◆ Figure content listings ◆
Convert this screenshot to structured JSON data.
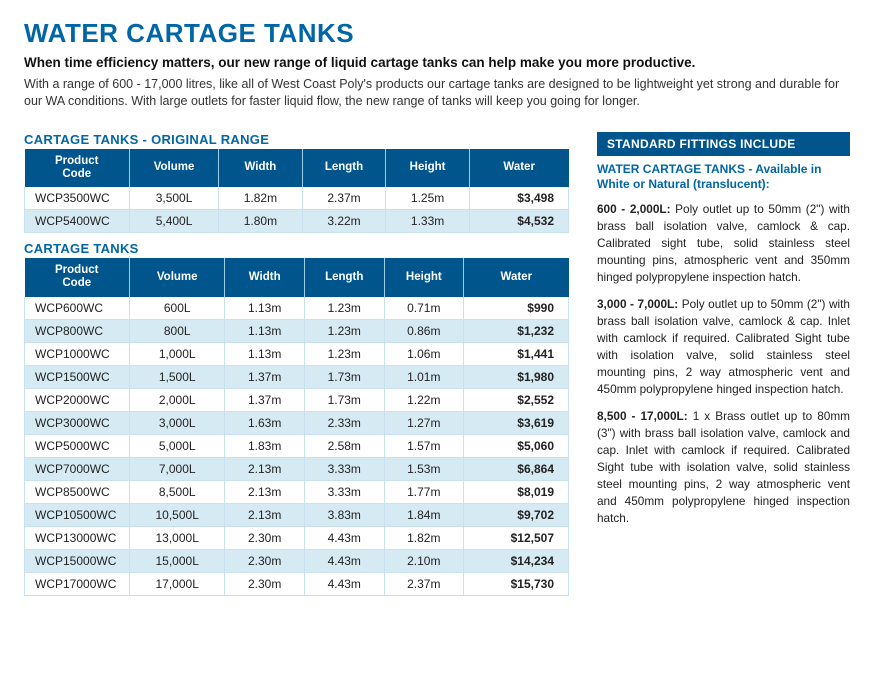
{
  "header": {
    "title": "WATER CARTAGE TANKS",
    "subheading": "When time efficiency matters, our new range of liquid cartage tanks can help make you more productive.",
    "body": "With a range of 600 - 17,000 litres, like all of West Coast Poly's products our cartage tanks are designed to be lightweight yet strong and durable for our WA conditions. With large outlets for faster liquid flow, the new range of tanks will keep you going for longer."
  },
  "tables": {
    "original": {
      "title": "CARTAGE TANKS - ORIGINAL RANGE",
      "columns": [
        "Product Code",
        "Volume",
        "Width",
        "Length",
        "Height",
        "Water"
      ],
      "rows": [
        [
          "WCP3500WC",
          "3,500L",
          "1.82m",
          "2.37m",
          "1.25m",
          "$3,498"
        ],
        [
          "WCP5400WC",
          "5,400L",
          "1.80m",
          "3.22m",
          "1.33m",
          "$4,532"
        ]
      ]
    },
    "main": {
      "title": "CARTAGE TANKS",
      "columns": [
        "Product Code",
        "Volume",
        "Width",
        "Length",
        "Height",
        "Water"
      ],
      "rows": [
        [
          "WCP600WC",
          "600L",
          "1.13m",
          "1.23m",
          "0.71m",
          "$990"
        ],
        [
          "WCP800WC",
          "800L",
          "1.13m",
          "1.23m",
          "0.86m",
          "$1,232"
        ],
        [
          "WCP1000WC",
          "1,000L",
          "1.13m",
          "1.23m",
          "1.06m",
          "$1,441"
        ],
        [
          "WCP1500WC",
          "1,500L",
          "1.37m",
          "1.73m",
          "1.01m",
          "$1,980"
        ],
        [
          "WCP2000WC",
          "2,000L",
          "1.37m",
          "1.73m",
          "1.22m",
          "$2,552"
        ],
        [
          "WCP3000WC",
          "3,000L",
          "1.63m",
          "2.33m",
          "1.27m",
          "$3,619"
        ],
        [
          "WCP5000WC",
          "5,000L",
          "1.83m",
          "2.58m",
          "1.57m",
          "$5,060"
        ],
        [
          "WCP7000WC",
          "7,000L",
          "2.13m",
          "3.33m",
          "1.53m",
          "$6,864"
        ],
        [
          "WCP8500WC",
          "8,500L",
          "2.13m",
          "3.33m",
          "1.77m",
          "$8,019"
        ],
        [
          "WCP10500WC",
          "10,500L",
          "2.13m",
          "3.83m",
          "1.84m",
          "$9,702"
        ],
        [
          "WCP13000WC",
          "13,000L",
          "2.30m",
          "4.43m",
          "1.82m",
          "$12,507"
        ],
        [
          "WCP15000WC",
          "15,000L",
          "2.30m",
          "4.43m",
          "2.10m",
          "$14,234"
        ],
        [
          "WCP17000WC",
          "17,000L",
          "2.30m",
          "4.43m",
          "2.37m",
          "$15,730"
        ]
      ]
    }
  },
  "sidebar": {
    "header": "STANDARD FITTINGS INCLUDE",
    "sub_label": "WATER CARTAGE TANKS",
    "sub_rest": " - Available in White or Natural (translucent):",
    "blocks": [
      {
        "lead": "600 - 2,000L:",
        "text": " Poly outlet up to 50mm (2\") with brass ball isolation valve, camlock & cap. Calibrated sight tube, solid stainless steel mounting pins, atmospheric vent and 350mm hinged polypropylene inspection hatch."
      },
      {
        "lead": "3,000 - 7,000L:",
        "text": " Poly outlet up to 50mm (2\") with brass ball isolation valve, camlock & cap. Inlet with camlock if required. Calibrated Sight tube with isolation valve, solid stainless steel mounting pins, 2 way atmospheric vent and 450mm polypropylene hinged inspection hatch."
      },
      {
        "lead": "8,500 - 17,000L:",
        "text": " 1 x Brass outlet up to 80mm (3\") with  brass ball isolation valve, camlock and cap. Inlet with camlock if required. Calibrated Sight tube with isolation valve, solid stainless steel mounting pins, 2 way atmospheric vent and 450mm polypropylene hinged inspection hatch."
      }
    ]
  },
  "style": {
    "brand_color": "#0066a6",
    "header_bg": "#00558c",
    "row_alt_bg": "#d6eaf4",
    "border_color": "#c9e1ee"
  }
}
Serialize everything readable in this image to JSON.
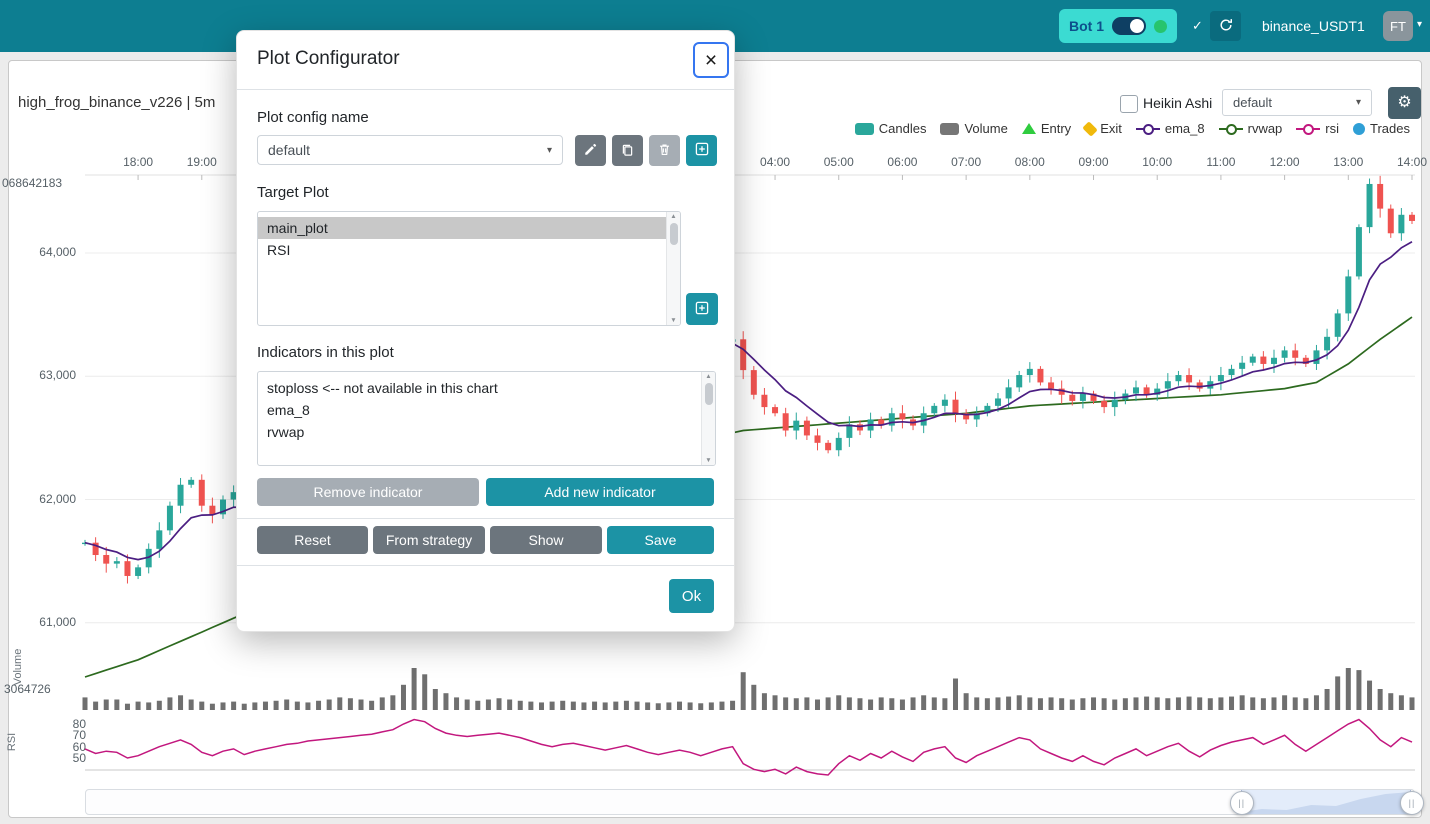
{
  "navbar": {
    "bot_label": "Bot 1",
    "check_icon": "✓",
    "pair_label": "binance_USDT1",
    "avatar_label": "FT",
    "caret_icon": "▾"
  },
  "chart": {
    "title": "high_frog_binance_v226 | 5m",
    "heikin_ashi_label": "Heikin Ashi",
    "theme_select_value": "default",
    "select_caret": "▾",
    "gear_icon": "⚙",
    "y_axis_top_label": "068642183",
    "volume_axis_label": "3064726",
    "volume_title": "Volume",
    "rsi_title": "RSI",
    "legend": [
      {
        "label": "Candles",
        "type": "rect",
        "color": "#2aa79b"
      },
      {
        "label": "Volume",
        "type": "rect",
        "color": "#767676"
      },
      {
        "label": "Entry",
        "type": "triangle",
        "color": "#2fcc3f"
      },
      {
        "label": "Exit",
        "type": "diamond",
        "color": "#f0b90b"
      },
      {
        "label": "ema_8",
        "type": "line",
        "color": "#4b1e82"
      },
      {
        "label": "rvwap",
        "type": "line",
        "color": "#2d6a1f"
      },
      {
        "label": "rsi",
        "type": "line",
        "color": "#c2177e"
      },
      {
        "label": "Trades",
        "type": "circle",
        "color": "#2f9fd6"
      }
    ],
    "price_ticks": [
      {
        "label": "64,000",
        "value": 64000
      },
      {
        "label": "63,000",
        "value": 63000
      },
      {
        "label": "62,000",
        "value": 62000
      },
      {
        "label": "61,000",
        "value": 61000
      }
    ],
    "rsi_ticks": [
      {
        "label": "80",
        "value": 80
      },
      {
        "label": "70",
        "value": 70
      },
      {
        "label": "60",
        "value": 60
      },
      {
        "label": "50",
        "value": 50
      }
    ],
    "time_ticks": [
      {
        "label": "18:00",
        "i": 5
      },
      {
        "label": "19:00",
        "i": 11
      },
      {
        "label": "04:00",
        "i": 65
      },
      {
        "label": "05:00",
        "i": 71
      },
      {
        "label": "06:00",
        "i": 77
      },
      {
        "label": "07:00",
        "i": 83
      },
      {
        "label": "08:00",
        "i": 89
      },
      {
        "label": "09:00",
        "i": 95
      },
      {
        "label": "10:00",
        "i": 101
      },
      {
        "label": "11:00",
        "i": 107
      },
      {
        "label": "12:00",
        "i": 113
      },
      {
        "label": "13:00",
        "i": 119
      },
      {
        "label": "14:00",
        "i": 125
      }
    ],
    "zoom": {
      "start_pct": 86.9,
      "end_pct": 99.7,
      "handle_icon": "||"
    }
  },
  "modal": {
    "title": "Plot Configurator",
    "close_icon": "×",
    "config_name_label": "Plot config name",
    "config_select_value": "default",
    "target_plot_label": "Target Plot",
    "target_plots": [
      {
        "label": "main_plot",
        "selected": true
      },
      {
        "label": "RSI",
        "selected": false
      }
    ],
    "indicators_label": "Indicators in this plot",
    "indicators": [
      "stoploss <-- not available in this chart",
      "ema_8",
      "rvwap"
    ],
    "remove_indicator_label": "Remove indicator",
    "add_indicator_label": "Add new indicator",
    "reset_label": "Reset",
    "from_strategy_label": "From strategy",
    "show_label": "Show",
    "save_label": "Save",
    "ok_label": "Ok"
  },
  "chart_data": {
    "type": "candlestick+volume+rsi",
    "pair_timeframe": "high_frog_binance_v226 | 5m",
    "time_start": "17:10",
    "time_end": "14:00",
    "render_candle_minutes": 10,
    "visible_price_range": [
      60700,
      64640
    ],
    "closes": [
      61650,
      61550,
      61480,
      61500,
      61380,
      61450,
      61600,
      61750,
      61950,
      62120,
      62160,
      61950,
      61880,
      62000,
      62060,
      61930,
      62010,
      62100,
      62180,
      62250,
      62300,
      62380,
      62450,
      62500,
      62560,
      62600,
      62650,
      62700,
      62750,
      62800,
      62850,
      62900,
      62950,
      63000,
      63050,
      63100,
      63150,
      63200,
      63250,
      63300,
      63320,
      63350,
      63330,
      63300,
      63280,
      63300,
      63320,
      63300,
      63280,
      63250,
      63270,
      63300,
      63280,
      63250,
      63230,
      63250,
      63270,
      63250,
      63220,
      63250,
      63280,
      63300,
      63050,
      62850,
      62750,
      62700,
      62560,
      62640,
      62520,
      62460,
      62400,
      62500,
      62610,
      62560,
      62650,
      62600,
      62700,
      62650,
      62600,
      62700,
      62760,
      62810,
      62700,
      62650,
      62700,
      62760,
      62820,
      62910,
      63010,
      63060,
      62950,
      62900,
      62850,
      62800,
      62860,
      62800,
      62750,
      62810,
      62860,
      62910,
      62850,
      62900,
      62960,
      63010,
      62950,
      62900,
      62960,
      63010,
      63060,
      63110,
      63160,
      63100,
      63150,
      63210,
      63150,
      63100,
      63210,
      63320,
      63510,
      63810,
      64210,
      64560,
      64360,
      64160,
      64310,
      64260
    ],
    "volumes": [
      0.3,
      0.2,
      0.25,
      0.25,
      0.15,
      0.2,
      0.18,
      0.22,
      0.3,
      0.35,
      0.25,
      0.2,
      0.15,
      0.18,
      0.2,
      0.15,
      0.18,
      0.2,
      0.22,
      0.25,
      0.2,
      0.18,
      0.22,
      0.25,
      0.3,
      0.28,
      0.25,
      0.22,
      0.3,
      0.35,
      0.6,
      1.0,
      0.85,
      0.5,
      0.4,
      0.3,
      0.25,
      0.22,
      0.25,
      0.28,
      0.25,
      0.22,
      0.2,
      0.18,
      0.2,
      0.22,
      0.2,
      0.18,
      0.2,
      0.18,
      0.2,
      0.22,
      0.2,
      0.18,
      0.16,
      0.18,
      0.2,
      0.18,
      0.16,
      0.18,
      0.2,
      0.22,
      0.9,
      0.6,
      0.4,
      0.35,
      0.3,
      0.28,
      0.3,
      0.25,
      0.3,
      0.35,
      0.3,
      0.28,
      0.25,
      0.3,
      0.28,
      0.25,
      0.3,
      0.35,
      0.3,
      0.28,
      0.75,
      0.4,
      0.3,
      0.28,
      0.3,
      0.32,
      0.35,
      0.3,
      0.28,
      0.3,
      0.28,
      0.25,
      0.28,
      0.3,
      0.28,
      0.25,
      0.28,
      0.3,
      0.32,
      0.3,
      0.28,
      0.3,
      0.32,
      0.3,
      0.28,
      0.3,
      0.32,
      0.35,
      0.3,
      0.28,
      0.3,
      0.35,
      0.3,
      0.28,
      0.35,
      0.5,
      0.8,
      1.0,
      0.95,
      0.7,
      0.5,
      0.4,
      0.35,
      0.3
    ],
    "rsi": [
      58,
      54,
      56,
      55,
      50,
      52,
      56,
      60,
      63,
      66,
      62,
      55,
      52,
      56,
      58,
      53,
      56,
      58,
      60,
      62,
      63,
      65,
      66,
      67,
      68,
      69,
      70,
      71,
      73,
      75,
      80,
      84,
      82,
      76,
      72,
      70,
      69,
      70,
      71,
      72,
      70,
      68,
      65,
      62,
      60,
      62,
      63,
      61,
      59,
      57,
      59,
      61,
      58,
      55,
      53,
      55,
      57,
      55,
      52,
      55,
      58,
      60,
      45,
      40,
      38,
      40,
      36,
      42,
      38,
      36,
      35,
      45,
      52,
      48,
      54,
      50,
      56,
      51,
      47,
      55,
      58,
      60,
      50,
      46,
      52,
      56,
      60,
      64,
      68,
      66,
      58,
      54,
      50,
      47,
      52,
      47,
      44,
      50,
      54,
      58,
      52,
      56,
      60,
      63,
      56,
      51,
      57,
      61,
      64,
      66,
      68,
      62,
      66,
      70,
      62,
      56,
      62,
      68,
      74,
      80,
      84,
      76,
      66,
      60,
      68,
      64
    ],
    "rvwap_anchors": [
      [
        0,
        60560
      ],
      [
        5,
        60700
      ],
      [
        17,
        61150
      ],
      [
        33,
        61900
      ],
      [
        48,
        62300
      ],
      [
        62,
        62560
      ],
      [
        71,
        62620
      ],
      [
        77,
        62660
      ],
      [
        83,
        62700
      ],
      [
        89,
        62760
      ],
      [
        95,
        62790
      ],
      [
        101,
        62820
      ],
      [
        107,
        62850
      ],
      [
        113,
        62900
      ],
      [
        116,
        62950
      ],
      [
        119,
        63100
      ],
      [
        122,
        63300
      ],
      [
        125,
        63480
      ]
    ],
    "colors": {
      "up": "#2aa79b",
      "down": "#ef5350",
      "ema": "#4b1e82",
      "rvwap": "#2d6a1f",
      "rsi": "#c2177e",
      "volume": "#6f6f6f"
    }
  }
}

◆ WRITTEN TASK ◆
Only a number is wanted here: how many lines in the data above include the string "this"?

◆ WRITTEN ANSWER ◆
4